Description of the task: Report all lines holding "Weill".
*** Dataset content
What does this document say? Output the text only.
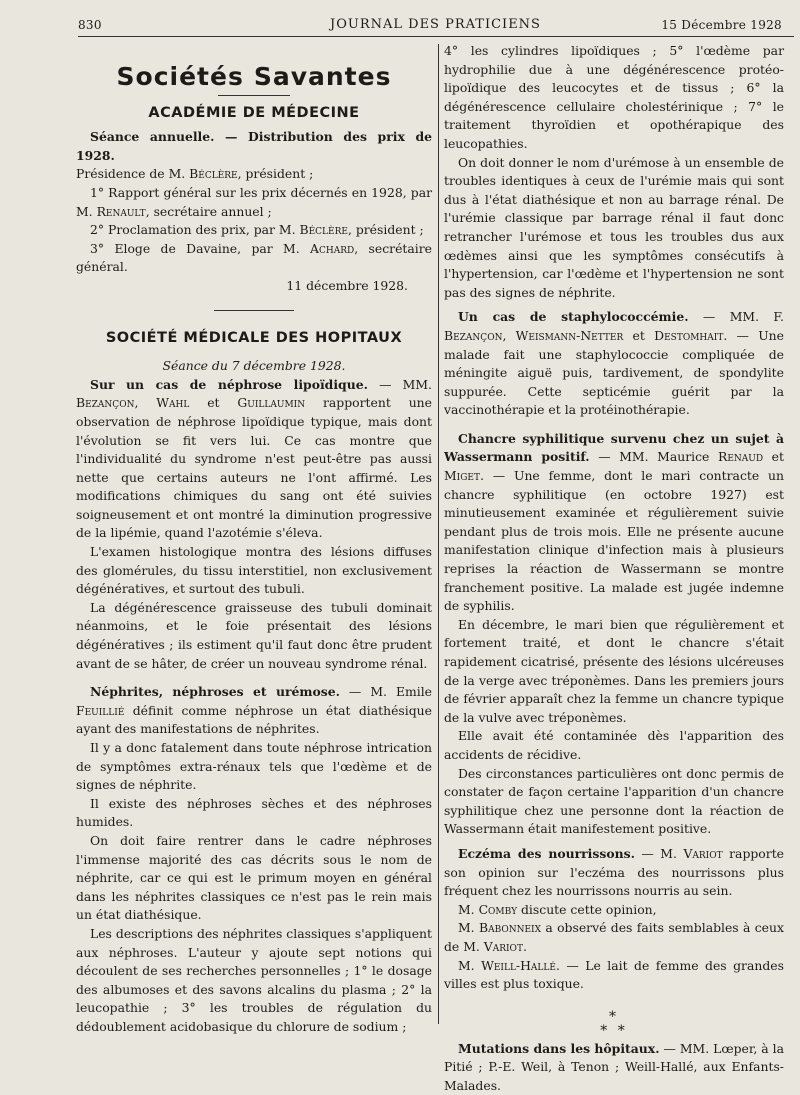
830	JOURNAL DES PRATICIENS	15 Décembre 1928
Sociétés Savantes
ACADÉMIE DE MÉDECINE

Séance annuelle. — Distribution des prix de 1928.

Présidence de M. Béclère, président ;

1° Rapport général sur les prix décernés en 1928, par M. Renault, secrétaire annuel ;

2° Proclamation des prix, par M. Béclère, président ;

3° Eloge de Davaine, par M. Achard, secrétaire général.

11 décembre 1928.

SOCIÉTÉ MÉDICALE DES HOPITAUX

Séance du 7 décembre 1928.

Sur un cas de néphrose lipoïdique. — MM. Bezançon, Wahl et Guillaumin rapportent une observation de néphrose lipoïdique typique, mais dont l'évolution se fit vers lui. Ce cas montre que l'individualité du syndrome n'est peut-être pas aussi nette que certains auteurs ne l'ont affirmé. Les modifications chimiques du sang ont été suivies soigneusement et ont montré la diminution progressive de la lipémie, quand l'azotémie s'éleva.

L'examen histologique montra des lésions diffuses des glomérules, du tissu interstitiel, non exclusivement dégénératives, et surtout des tubuli.

La dégénérescence graisseuse des tubuli dominait néanmoins, et le foie présentait des lésions dégénératives ; ils estiment qu'il faut donc être prudent avant de se hâter, de créer un nouveau syndrome rénal.

Néphrites, néphroses et urémose. — M. Emile Feuillié définit comme néphrose un état diathésique ayant des manifestations de néphrites.

Il y a donc fatalement dans toute néphrose intrication de symptômes extra-rénaux tels que l'œdème et de signes de néphrite.

Il existe des néphroses sèches et des néphroses humides.

On doit faire rentrer dans le cadre néphroses l'immense majorité des cas décrits sous le nom de néphrite, car ce qui est le primum moyen en général dans les néphrites classiques ce n'est pas le rein mais un état diathésique.

Les descriptions des néphrites classiques s'appliquent aux néphroses. L'auteur y ajoute sept notions qui découlent de ses recherches personnelles ; 1° le dosage des albumoses et des savons alcalins du plasma ; 2° la leucopathie ; 3° les troubles de régulation du dédoublement acidobasique du chlorure de sodium ;

4° les cylindres lipoïdiques ; 5° l'œdème par hydrophilie due à une dégénérescence protéo-lipoïdique des leucocytes et de tissus ; 6° la dégénérescence cellulaire cholestérinique ; 7° le traitement thyroïdien et opothérapique des leucopathies.

On doit donner le nom d'urémose à un ensemble de troubles identiques à ceux de l'urémie mais qui sont dus à l'état diathésique et non au barrage rénal. De l'urémie classique par barrage rénal il faut donc retrancher l'urémose et tous les troubles dus aux œdèmes ainsi que les symptômes consécutifs à l'hypertension, car l'œdème et l'hypertension ne sont pas des signes de néphrite.

Un cas de staphylococcémie. — MM. F. Bezançon, Weismann-Netter et Destomhait. — Une malade fait une staphylococcie compliquée de méningite aiguë puis, tardivement, de spondylite suppurée. Cette septicémie guérit par la vaccinothérapie et la protéinothérapie.

Chancre syphilitique survenu chez un sujet à Wassermann positif. — MM. Maurice Renaud et Miget. — Une femme, dont le mari contracte un chancre syphilitique (en octobre 1927) est minutieusement examinée et régulièrement suivie pendant plus de trois mois. Elle ne présente aucune manifestation clinique d'infection mais à plusieurs reprises la réaction de Wassermann se montre franchement positive. La malade est jugée indemne de syphilis.

En décembre, le mari bien que régulièrement et fortement traité, et dont le chancre s'était rapidement cicatrisé, présente des lésions ulcéreuses de la verge avec tréponèmes. Dans les premiers jours de février apparaît chez la femme un chancre typique de la vulve avec tréponèmes.

Elle avait été contaminée dès l'apparition des accidents de récidive.

Des circonstances particulières ont donc permis de constater de façon certaine l'apparition d'un chancre syphilitique chez une personne dont la réaction de Wassermann était manifestement positive.

Eczéma des nourrissons. — M. Variot rapporte son opinion sur l'eczéma des nourrissons plus fréquent chez les nourrissons nourris au sein.

M. Comby discute cette opinion,

M. Babonneix a observé des faits semblables à ceux de M. Variot.

M. Weill-Hallé. — Le lait de femme des grandes villes est plus toxique.

*
* *

Mutations dans les hôpitaux. — MM. Lœper, à la Pitié ; P.-E. Weil, à Tenon ; Weill-Hallé, aux Enfants-Malades.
******
Exercise result:
M. Weill-Hallé. — Le lait de femme des grandes villes est plus toxique.
Mutations dans les hôpitaux. — MM. Lœper, à la Pitié ; P.-E. Weil, à Tenon ; Weill-Hallé, aux Enfants-Malades.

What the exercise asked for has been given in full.